Task directions
Locate all lines in the data below that hold "this" and show them.

____ Records supplied

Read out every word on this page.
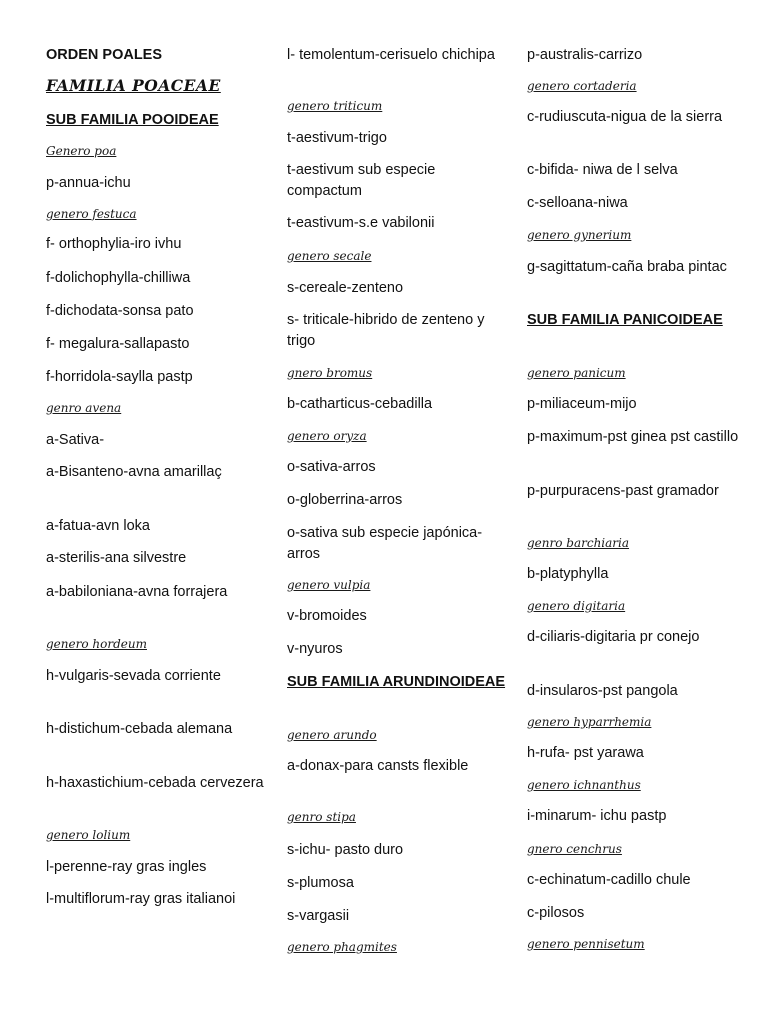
ORDEN POALES
FAMILIA POACEAE
SUB FAMILIA POOIDEAE
Genero poa
p-annua-ichu
genero festuca
f- orthophylia-iro ivhu
f-dolichophylla-chilliwa
f-dichodata-sonsa pato
f- megalura-sallapasto
f-horridola-saylla pastp
genro avena
a-Sativa-
a-Bisanteno-avna amarillaç
a-fatua-avn loka
a-sterilis-ana silvestre
a-babiloniana-avna forrajera
genero hordeum
h-vulgaris-sevada corriente
h-distichum-cebada alemana
h-haxastichium-cebada cervezera
genero lolium
l-perenne-ray gras ingles
l-multiflorum-ray gras italianoi
l- temolentum-cerisuelo chichipa
genero triticum
t-aestivum-trigo
t-aestivum sub especie compactum
t-eastivum-s.e vabilonii
genero secale
s-cereale-zenteno
s- triticale-hibrido de zenteno y trigo
gnero bromus
b-catharticus-cebadilla
genero oryza
o-sativa-arros
o-globerrina-arros
o-sativa sub especie japónica-arros
genero vulpia
v-bromoides
v-nyuros
SUB FAMILIA ARUNDINOIDEAE
genero arundo
a-donax-para cansts flexible
genro stipa
s-ichu- pasto duro
s-plumosa
s-vargasii
genero phagmites
p-australis-carrizo
genero cortaderia
c-rudiuscuta-nigua de la sierra
c-bifida- niwa de l selva
c-selloana-niwa
genero gynerium
g-sagittatum-caña braba pintac
SUB FAMILIA PANICOIDEAE
genero panicum
p-miliaceum-mijo
p-maximum-pst ginea pst castillo
p-purpuracens-past gramador
genro barchiaria
b-platyphylla
genero digitaria
d-ciliaris-digitaria pr conejo
d-insularos-pst pangola
genero hyparrhemia
h-rufa- pst yarawa
genero ichnanthus
i-minarum- ichu pastp
gnero cenchrus
c-echinatum-cadillo chule
c-pilosos
genero pennisetum
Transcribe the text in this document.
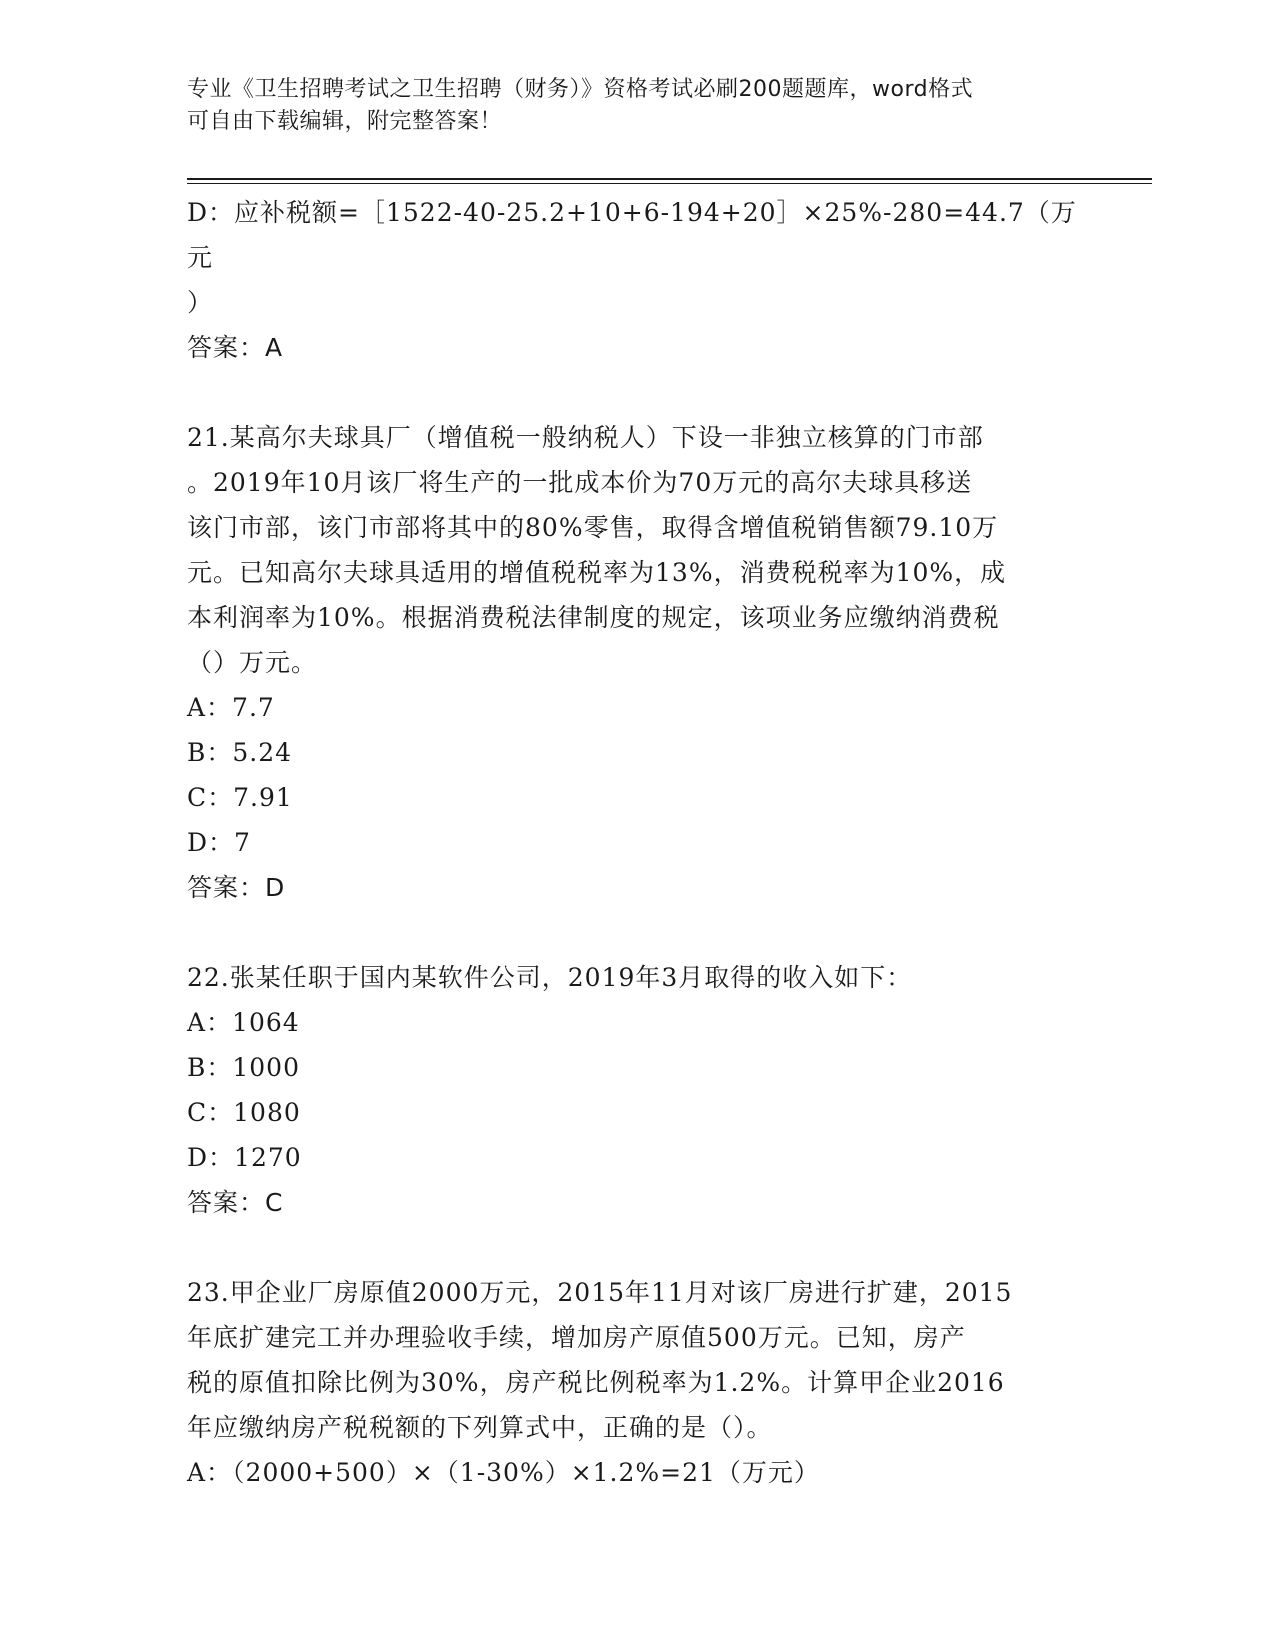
专业《卫生招聘考试之卫生招聘（财务）》资格考试必刷200题题库，word格式
可自由下载编辑，附完整答案！

D：应补税额=［1522-40-25.2+10+6-194+20］×25%-280=44.7（万元

）

答案：A

21.某高尔夫球具厂（增值税一般纳税人）下设一非独立核算的门市部

。2019年10月该厂将生产的一批成本价为70万元的高尔夫球具移送

该门市部，该门市部将其中的80%零售，取得含增值税销售额79.10万

元。已知高尔夫球具适用的增值税税率为13%，消费税税率为10%，成

本利润率为10%。根据消费税法律制度的规定，该项业务应缴纳消费税

（）万元。

A：7.7

B：5.24

C：7.91

D：7

答案：D

22.张某任职于国内某软件公司，2019年3月取得的收入如下：

A：1064

B：1000

C：1080

D：1270

答案：C

23.甲企业厂房原值2000万元，2015年11月对该厂房进行扩建，2015

年底扩建完工并办理验收手续，增加房产原值500万元。已知，房产

税的原值扣除比例为30%，房产税比例税率为1.2%。计算甲企业2016

年应缴纳房产税税额的下列算式中，正确的是（）。

A：（2000+500）×（1-30%）×1.2%=21（万元）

________

Task solution
Read out every word on this page.
Transcribe the text in this document.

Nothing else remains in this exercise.